PROBLEM TO SOLVE
From the records below, extract all the text exactly and leave the images behind.

INFORMATION SUPPLIED
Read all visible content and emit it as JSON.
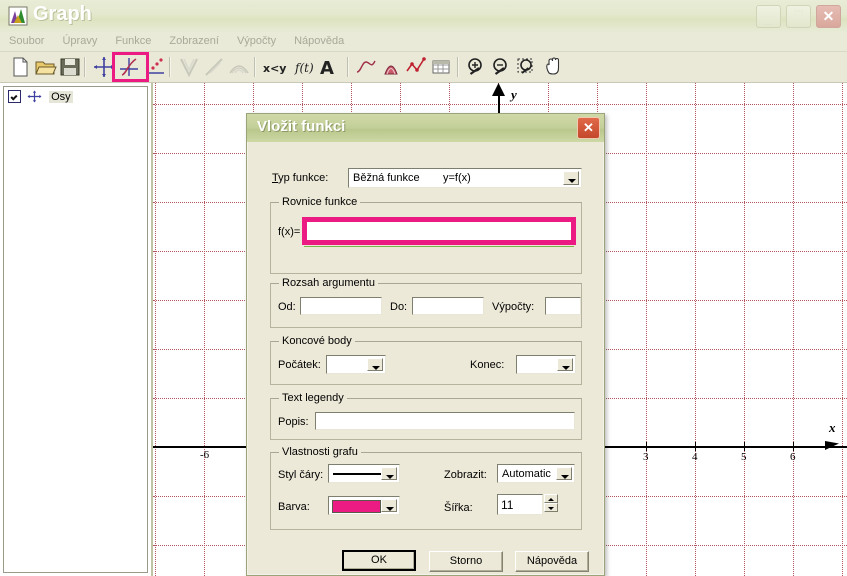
{
  "window": {
    "title": "Graph",
    "icon": "graph-app-icon",
    "buttons": {
      "minimize": "–",
      "maximize": "❐",
      "close": "✕"
    }
  },
  "menubar": {
    "items": [
      {
        "label": "Soubor",
        "name": "menu-soubor"
      },
      {
        "label": "Úpravy",
        "name": "menu-upravy"
      },
      {
        "label": "Funkce",
        "name": "menu-funkce"
      },
      {
        "label": "Zobrazení",
        "name": "menu-zobrazeni"
      },
      {
        "label": "Výpočty",
        "name": "menu-vypocty"
      },
      {
        "label": "Nápověda",
        "name": "menu-napoveda"
      }
    ]
  },
  "toolbar": {
    "highlight_color": "#ec1b84",
    "buttons": [
      {
        "name": "new-file-icon",
        "x": 8
      },
      {
        "name": "open-file-icon",
        "x": 33
      },
      {
        "name": "save-file-icon",
        "x": 58
      },
      {
        "name": "insert-axes-icon",
        "x": 92
      },
      {
        "name": "insert-function-icon",
        "x": 117
      },
      {
        "name": "insert-point-series-icon",
        "x": 142
      },
      {
        "name": "insert-relation-icon",
        "x": 177
      },
      {
        "name": "insert-tangent-icon",
        "x": 202
      },
      {
        "name": "insert-shading-icon",
        "x": 227
      },
      {
        "name": "insert-inequality-icon",
        "x": 262
      },
      {
        "name": "insert-parametric-icon",
        "x": 292
      },
      {
        "name": "insert-label-icon",
        "x": 318
      },
      {
        "name": "trendline-icon",
        "x": 355
      },
      {
        "name": "fill-area-icon",
        "x": 380
      },
      {
        "name": "point-series-red-icon",
        "x": 405
      },
      {
        "name": "table-icon",
        "x": 430
      },
      {
        "name": "zoom-in-icon",
        "x": 465
      },
      {
        "name": "zoom-out-icon",
        "x": 490
      },
      {
        "name": "zoom-window-icon",
        "x": 515
      },
      {
        "name": "pan-hand-icon",
        "x": 542
      }
    ],
    "separators": [
      84,
      169,
      254,
      347,
      457
    ]
  },
  "tree": {
    "items": [
      {
        "label": "Osy",
        "checked": true,
        "icon": "axes-icon",
        "name": "tree-item-osy"
      }
    ]
  },
  "graph": {
    "x_axis_label": "x",
    "y_axis_label": "y",
    "x_ticks": [
      {
        "label": "-6",
        "x": 51
      },
      {
        "label": "3",
        "x": 493
      },
      {
        "label": "4",
        "x": 542
      },
      {
        "label": "5",
        "x": 591
      },
      {
        "label": "6",
        "x": 640
      }
    ],
    "grid_color": "#b4555e",
    "axis_color": "#000000"
  },
  "dialog": {
    "title": "Vložit funkci",
    "close_label": "✕",
    "type_label": "T",
    "type_label_rest": "yp funkce:",
    "type_value": "Běžná funkce",
    "type_value_formula": "y=f(x)",
    "equation_group": "Rovnice funkce",
    "equation_prefix": "f(x)=",
    "equation_value": "",
    "range_group": "Rozsah argumentu",
    "range_from_label": "Od:",
    "range_from_value": "",
    "range_to_label": "Do:",
    "range_to_value": "",
    "range_steps_label": "Výpočty:",
    "range_steps_value": "",
    "endpoints_group": "Koncové body",
    "endpoint_start_label": "Počátek:",
    "endpoint_start_value": "",
    "endpoint_end_label": "Konec:",
    "endpoint_end_value": "",
    "legend_group": "Text legendy",
    "legend_label": "Popis:",
    "legend_value": "",
    "props_group": "Vlastnosti grafu",
    "linestyle_label": "Styl čáry:",
    "color_label": "Barva:",
    "color_value": "#ec1b84",
    "show_label": "Zobrazit:",
    "show_value": "Automatic",
    "width_label": "Šířka:",
    "width_value": "11",
    "buttons": {
      "ok": "OK",
      "cancel": "Storno",
      "help": "Nápověda"
    }
  }
}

SOLUTION TO THE EXERCISE
Read all visible content and emit it as JSON.
{
  "window": {
    "title": "Graph",
    "icon": "graph-app-icon",
    "buttons": {
      "minimize": "–",
      "maximize": "❐",
      "close": "✕"
    }
  },
  "menubar": {
    "items": [
      {
        "label": "Soubor",
        "name": "menu-soubor"
      },
      {
        "label": "Úpravy",
        "name": "menu-upravy"
      },
      {
        "label": "Funkce",
        "name": "menu-funkce"
      },
      {
        "label": "Zobrazení",
        "name": "menu-zobrazeni"
      },
      {
        "label": "Výpočty",
        "name": "menu-vypocty"
      },
      {
        "label": "Nápověda",
        "name": "menu-napoveda"
      }
    ]
  },
  "toolbar": {
    "highlight_color": "#ec1b84",
    "buttons": [
      {
        "name": "new-file-icon",
        "x": 8
      },
      {
        "name": "open-file-icon",
        "x": 33
      },
      {
        "name": "save-file-icon",
        "x": 58
      },
      {
        "name": "insert-axes-icon",
        "x": 92
      },
      {
        "name": "insert-function-icon",
        "x": 117
      },
      {
        "name": "insert-point-series-icon",
        "x": 142
      },
      {
        "name": "insert-relation-icon",
        "x": 177
      },
      {
        "name": "insert-tangent-icon",
        "x": 202
      },
      {
        "name": "insert-shading-icon",
        "x": 227
      },
      {
        "name": "insert-inequality-icon",
        "x": 262
      },
      {
        "name": "insert-parametric-icon",
        "x": 292
      },
      {
        "name": "insert-label-icon",
        "x": 318
      },
      {
        "name": "trendline-icon",
        "x": 355
      },
      {
        "name": "fill-area-icon",
        "x": 380
      },
      {
        "name": "point-series-red-icon",
        "x": 405
      },
      {
        "name": "table-icon",
        "x": 430
      },
      {
        "name": "zoom-in-icon",
        "x": 465
      },
      {
        "name": "zoom-out-icon",
        "x": 490
      },
      {
        "name": "zoom-window-icon",
        "x": 515
      },
      {
        "name": "pan-hand-icon",
        "x": 542
      }
    ],
    "separators": [
      84,
      169,
      254,
      347,
      457
    ]
  },
  "tree": {
    "items": [
      {
        "label": "Osy",
        "checked": true,
        "icon": "axes-icon",
        "name": "tree-item-osy"
      }
    ]
  },
  "graph": {
    "x_axis_label": "x",
    "y_axis_label": "y",
    "x_ticks": [
      {
        "label": "-6",
        "x": 51
      },
      {
        "label": "3",
        "x": 493
      },
      {
        "label": "4",
        "x": 542
      },
      {
        "label": "5",
        "x": 591
      },
      {
        "label": "6",
        "x": 640
      }
    ],
    "grid_color": "#b4555e",
    "axis_color": "#000000"
  },
  "dialog": {
    "title": "Vložit funkci",
    "close_label": "✕",
    "type_label": "T",
    "type_label_rest": "yp funkce:",
    "type_value": "Běžná funkce",
    "type_value_formula": "y=f(x)",
    "equation_group": "Rovnice funkce",
    "equation_prefix": "f(x)=",
    "equation_value": "",
    "range_group": "Rozsah argumentu",
    "range_from_label": "Od:",
    "range_from_value": "",
    "range_to_label": "Do:",
    "range_to_value": "",
    "range_steps_label": "Výpočty:",
    "range_steps_value": "",
    "endpoints_group": "Koncové body",
    "endpoint_start_label": "Počátek:",
    "endpoint_start_value": "",
    "endpoint_end_label": "Konec:",
    "endpoint_end_value": "",
    "legend_group": "Text legendy",
    "legend_label": "Popis:",
    "legend_value": "",
    "props_group": "Vlastnosti grafu",
    "linestyle_label": "Styl čáry:",
    "color_label": "Barva:",
    "color_value": "#ec1b84",
    "show_label": "Zobrazit:",
    "show_value": "Automatic",
    "width_label": "Šířka:",
    "width_value": "11",
    "buttons": {
      "ok": "OK",
      "cancel": "Storno",
      "help": "Nápověda"
    }
  }
}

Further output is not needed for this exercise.